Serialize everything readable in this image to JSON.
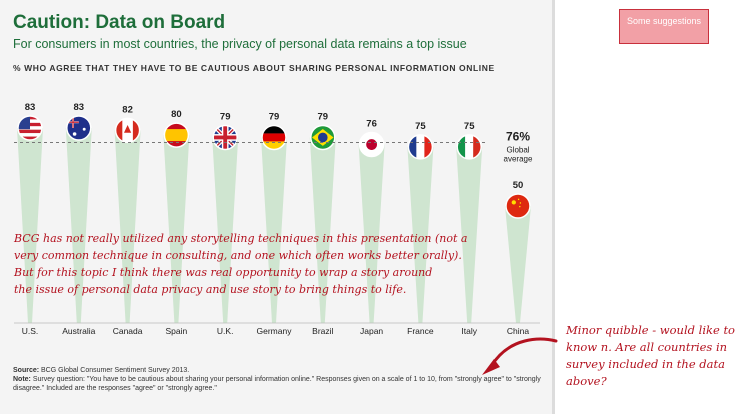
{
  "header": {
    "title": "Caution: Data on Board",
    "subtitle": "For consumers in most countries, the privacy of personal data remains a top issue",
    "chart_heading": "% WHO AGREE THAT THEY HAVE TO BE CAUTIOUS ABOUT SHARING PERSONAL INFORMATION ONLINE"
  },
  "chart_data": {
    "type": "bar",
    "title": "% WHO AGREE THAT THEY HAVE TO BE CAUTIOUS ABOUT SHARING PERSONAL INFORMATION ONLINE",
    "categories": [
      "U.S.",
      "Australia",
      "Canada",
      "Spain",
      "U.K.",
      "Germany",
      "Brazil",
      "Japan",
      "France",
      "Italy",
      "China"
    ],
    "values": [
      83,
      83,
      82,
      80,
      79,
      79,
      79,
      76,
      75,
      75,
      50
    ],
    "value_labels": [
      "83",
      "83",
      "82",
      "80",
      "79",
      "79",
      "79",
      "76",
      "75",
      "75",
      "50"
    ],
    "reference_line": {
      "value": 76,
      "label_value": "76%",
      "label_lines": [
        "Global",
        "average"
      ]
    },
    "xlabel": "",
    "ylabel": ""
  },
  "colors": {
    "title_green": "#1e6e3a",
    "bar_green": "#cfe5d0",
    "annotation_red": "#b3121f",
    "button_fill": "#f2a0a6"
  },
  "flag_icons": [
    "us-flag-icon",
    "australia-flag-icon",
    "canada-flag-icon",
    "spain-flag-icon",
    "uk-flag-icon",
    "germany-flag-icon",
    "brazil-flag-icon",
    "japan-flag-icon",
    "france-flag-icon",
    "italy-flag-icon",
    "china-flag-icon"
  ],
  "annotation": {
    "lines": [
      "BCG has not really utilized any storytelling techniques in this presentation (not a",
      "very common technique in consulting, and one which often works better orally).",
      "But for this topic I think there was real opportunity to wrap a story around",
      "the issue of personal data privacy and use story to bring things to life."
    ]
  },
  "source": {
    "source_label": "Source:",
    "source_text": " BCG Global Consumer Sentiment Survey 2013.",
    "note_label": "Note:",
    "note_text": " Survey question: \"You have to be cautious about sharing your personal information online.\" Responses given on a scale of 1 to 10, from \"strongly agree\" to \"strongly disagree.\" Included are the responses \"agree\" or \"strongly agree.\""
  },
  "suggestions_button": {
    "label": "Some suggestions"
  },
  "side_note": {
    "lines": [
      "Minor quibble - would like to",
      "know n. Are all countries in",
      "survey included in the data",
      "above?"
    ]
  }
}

☆ ☆ ☆ ☆ ☆ ☆ ☆

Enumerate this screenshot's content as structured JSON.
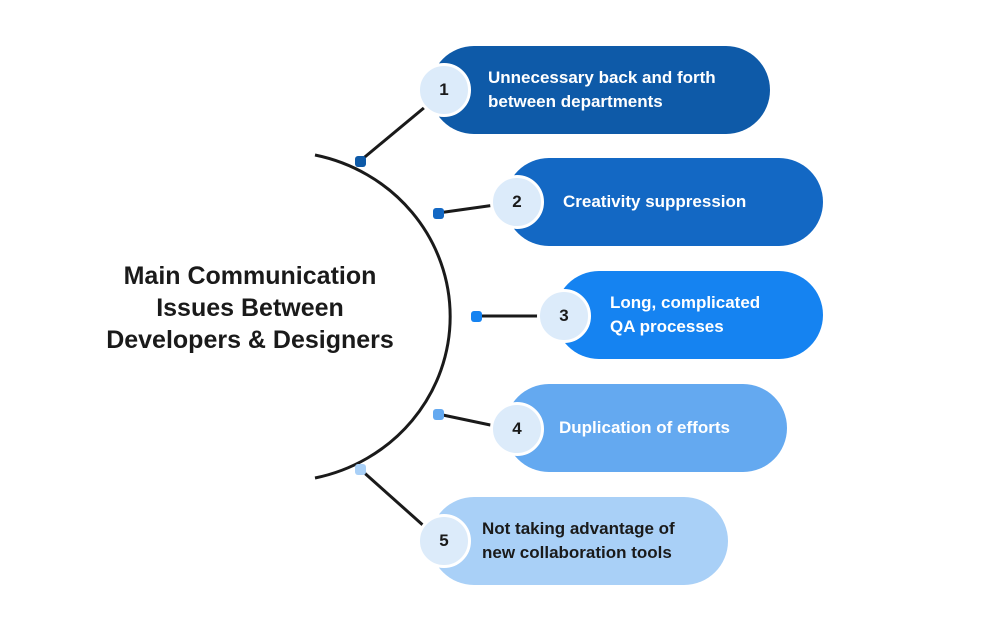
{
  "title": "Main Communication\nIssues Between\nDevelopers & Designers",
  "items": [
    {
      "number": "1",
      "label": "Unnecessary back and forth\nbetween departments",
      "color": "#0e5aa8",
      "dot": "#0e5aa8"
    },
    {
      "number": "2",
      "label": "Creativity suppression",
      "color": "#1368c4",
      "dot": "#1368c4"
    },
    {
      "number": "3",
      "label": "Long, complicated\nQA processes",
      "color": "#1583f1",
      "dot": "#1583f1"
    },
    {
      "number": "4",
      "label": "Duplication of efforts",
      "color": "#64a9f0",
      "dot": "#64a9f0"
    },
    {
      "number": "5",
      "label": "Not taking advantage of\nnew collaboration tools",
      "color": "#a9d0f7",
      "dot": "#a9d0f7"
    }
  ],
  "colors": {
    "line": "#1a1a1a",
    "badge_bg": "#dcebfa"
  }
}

☆ ☆ ☆ ☆ ☆ ☆ ☆

◆ **WHAT YOU WILL DO**: Collect the lines that hold "countries".

◆ **SOLUTION BELOW**:
    "subtitle": "For consumers in most countries, the privacy of personal data remains a top issue",
      "know n. Are all countries in",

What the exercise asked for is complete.